TASK DETAILS = Filter these entries so that only lines with the word "名其庵曰" remain.

ROWS =
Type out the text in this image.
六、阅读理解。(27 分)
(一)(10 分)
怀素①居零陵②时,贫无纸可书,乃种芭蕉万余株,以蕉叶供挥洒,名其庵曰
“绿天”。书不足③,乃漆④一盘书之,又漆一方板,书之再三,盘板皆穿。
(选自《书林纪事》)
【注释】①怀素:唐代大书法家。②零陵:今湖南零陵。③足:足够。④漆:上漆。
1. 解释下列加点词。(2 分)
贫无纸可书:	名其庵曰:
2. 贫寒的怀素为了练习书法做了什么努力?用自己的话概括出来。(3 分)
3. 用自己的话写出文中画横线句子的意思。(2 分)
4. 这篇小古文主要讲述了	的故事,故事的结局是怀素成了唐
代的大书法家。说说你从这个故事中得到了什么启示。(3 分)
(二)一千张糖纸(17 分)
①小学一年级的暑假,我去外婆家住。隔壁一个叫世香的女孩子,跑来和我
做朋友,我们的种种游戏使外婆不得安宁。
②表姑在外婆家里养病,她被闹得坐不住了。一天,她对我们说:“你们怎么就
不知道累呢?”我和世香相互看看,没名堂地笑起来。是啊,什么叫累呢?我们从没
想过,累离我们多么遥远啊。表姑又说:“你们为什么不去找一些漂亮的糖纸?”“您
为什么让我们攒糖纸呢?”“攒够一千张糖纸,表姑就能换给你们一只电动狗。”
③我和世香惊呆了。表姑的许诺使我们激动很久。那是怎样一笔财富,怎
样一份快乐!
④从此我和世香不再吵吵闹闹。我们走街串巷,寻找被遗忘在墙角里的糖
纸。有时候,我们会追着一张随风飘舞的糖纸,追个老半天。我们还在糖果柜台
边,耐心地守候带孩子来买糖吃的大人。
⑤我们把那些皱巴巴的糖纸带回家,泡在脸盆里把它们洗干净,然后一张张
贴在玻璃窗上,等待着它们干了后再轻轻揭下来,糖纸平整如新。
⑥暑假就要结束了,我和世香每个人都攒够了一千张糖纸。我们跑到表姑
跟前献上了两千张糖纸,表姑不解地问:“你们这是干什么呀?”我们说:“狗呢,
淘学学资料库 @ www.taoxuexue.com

SOLVED EXERCISE =
怀素①居零陵②时,贫无纸可书,乃种芭蕉万余株,以蕉叶供挥洒,名其庵曰
贫无纸可书:	名其庵曰:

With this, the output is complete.